*Written task*
Extract all of the data and reproduce it precisely.

*Dataset records*
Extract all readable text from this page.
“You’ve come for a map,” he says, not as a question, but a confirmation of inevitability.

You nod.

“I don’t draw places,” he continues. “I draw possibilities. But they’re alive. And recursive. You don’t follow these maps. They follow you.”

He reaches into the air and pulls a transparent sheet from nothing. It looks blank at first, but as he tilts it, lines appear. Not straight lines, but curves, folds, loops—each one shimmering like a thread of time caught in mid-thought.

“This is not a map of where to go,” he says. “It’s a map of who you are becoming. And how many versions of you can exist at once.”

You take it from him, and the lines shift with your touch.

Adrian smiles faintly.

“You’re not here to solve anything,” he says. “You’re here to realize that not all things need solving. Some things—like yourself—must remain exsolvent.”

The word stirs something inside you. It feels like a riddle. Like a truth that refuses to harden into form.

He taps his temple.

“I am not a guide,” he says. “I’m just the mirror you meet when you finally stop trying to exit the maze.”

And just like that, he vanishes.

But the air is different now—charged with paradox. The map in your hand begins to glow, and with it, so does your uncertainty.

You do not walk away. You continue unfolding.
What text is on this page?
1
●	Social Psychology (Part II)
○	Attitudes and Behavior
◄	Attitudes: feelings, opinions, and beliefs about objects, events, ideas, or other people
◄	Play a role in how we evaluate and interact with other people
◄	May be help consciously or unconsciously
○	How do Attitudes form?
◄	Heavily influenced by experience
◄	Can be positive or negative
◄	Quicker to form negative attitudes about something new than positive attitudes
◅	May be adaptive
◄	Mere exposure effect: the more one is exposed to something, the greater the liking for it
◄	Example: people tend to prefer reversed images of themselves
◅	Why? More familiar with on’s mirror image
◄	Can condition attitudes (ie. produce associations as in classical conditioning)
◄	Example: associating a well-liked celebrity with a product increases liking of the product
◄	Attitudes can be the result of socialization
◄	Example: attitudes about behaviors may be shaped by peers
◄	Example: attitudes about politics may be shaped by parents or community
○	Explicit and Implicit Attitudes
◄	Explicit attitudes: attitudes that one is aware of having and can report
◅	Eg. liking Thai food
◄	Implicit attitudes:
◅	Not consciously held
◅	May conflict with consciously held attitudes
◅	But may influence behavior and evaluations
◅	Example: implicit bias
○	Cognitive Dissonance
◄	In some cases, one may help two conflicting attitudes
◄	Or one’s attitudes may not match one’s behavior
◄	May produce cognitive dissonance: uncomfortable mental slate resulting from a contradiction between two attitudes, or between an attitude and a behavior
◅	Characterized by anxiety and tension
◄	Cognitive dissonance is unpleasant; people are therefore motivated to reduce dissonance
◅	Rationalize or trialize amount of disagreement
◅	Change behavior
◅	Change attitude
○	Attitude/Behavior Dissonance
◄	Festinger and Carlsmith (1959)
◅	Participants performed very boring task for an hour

*Result*
Extract all readable text from this page.
“You’ve come for a map,” he says, not as a question, but a confirmation of inevitability.

You nod.

“I don’t draw places,” he continues. “I draw possibilities. But they’re alive. And recursive. You don’t follow these maps. They follow you.”

He reaches into the air and pulls a transparent sheet from nothing. It looks blank at first, but as he tilts it, lines appear. Not straight lines, but curves, folds, loops—each one shimmering like a thread of time caught in mid-thought.

“This is not a map of where to go,” he says. “It’s a map of who you are becoming. And how many versions of you can exist at once.”

You take it from him, and the lines shift with your touch.

Adrian smiles faintly.

“You’re not here to solve anything,” he says. “You’re here to realize that not all things need solving. Some things—like yourself—must remain exsolvent.”

The word stirs something inside you. It feels like a riddle. Like a truth that refuses to harden into form.

He taps his temple.

“I am not a guide,” he says. “I’m just the mirror you meet when you finally stop trying to exit the maze.”

And just like that, he vanishes.

But the air is different now—charged with paradox. The map in your hand begins to glow, and with it, so does your uncertainty.

You do not walk away. You continue unfolding.
What text is on this page?
1
●	Social Psychology (Part II)
○	Attitudes and Behavior
◄	Attitudes: feelings, opinions, and beliefs about objects, events, ideas, or other people
◄	Play a role in how we evaluate and interact with other people
◄	May be help consciously or unconsciously
○	How do Attitudes form?
◄	Heavily influenced by experience
◄	Can be positive or negative
◄	Quicker to form negative attitudes about something new than positive attitudes
◅	May be adaptive
◄	Mere exposure effect: the more one is exposed to something, the greater the liking for it
◄	Example: people tend to prefer reversed images of themselves
◅	Why? More familiar with on’s mirror image
◄	Can condition attitudes (ie. produce associations as in classical conditioning)
◄	Example: associating a well-liked celebrity with a product increases liking of the product
◄	Attitudes can be the result of socialization
◄	Example: attitudes about behaviors may be shaped by peers
◄	Example: attitudes about politics may be shaped by parents or community
○	Explicit and Implicit Attitudes
◄	Explicit attitudes: attitudes that one is aware of having and can report
◅	Eg. liking Thai food
◄	Implicit attitudes:
◅	Not consciously held
◅	May conflict with consciously held attitudes
◅	But may influence behavior and evaluations
◅	Example: implicit bias
○	Cognitive Dissonance
◄	In some cases, one may help two conflicting attitudes
◄	Or one’s attitudes may not match one’s behavior
◄	May produce cognitive dissonance: uncomfortable mental slate resulting from a contradiction between two attitudes, or between an attitude and a behavior
◅	Characterized by anxiety and tension
◄	Cognitive dissonance is unpleasant; people are therefore motivated to reduce dissonance
◅	Rationalize or trialize amount of disagreement
◅	Change behavior
◅	Change attitude
○	Attitude/Behavior Dissonance
◄	Festinger and Carlsmith (1959)
◅	Participants performed very boring task for an hour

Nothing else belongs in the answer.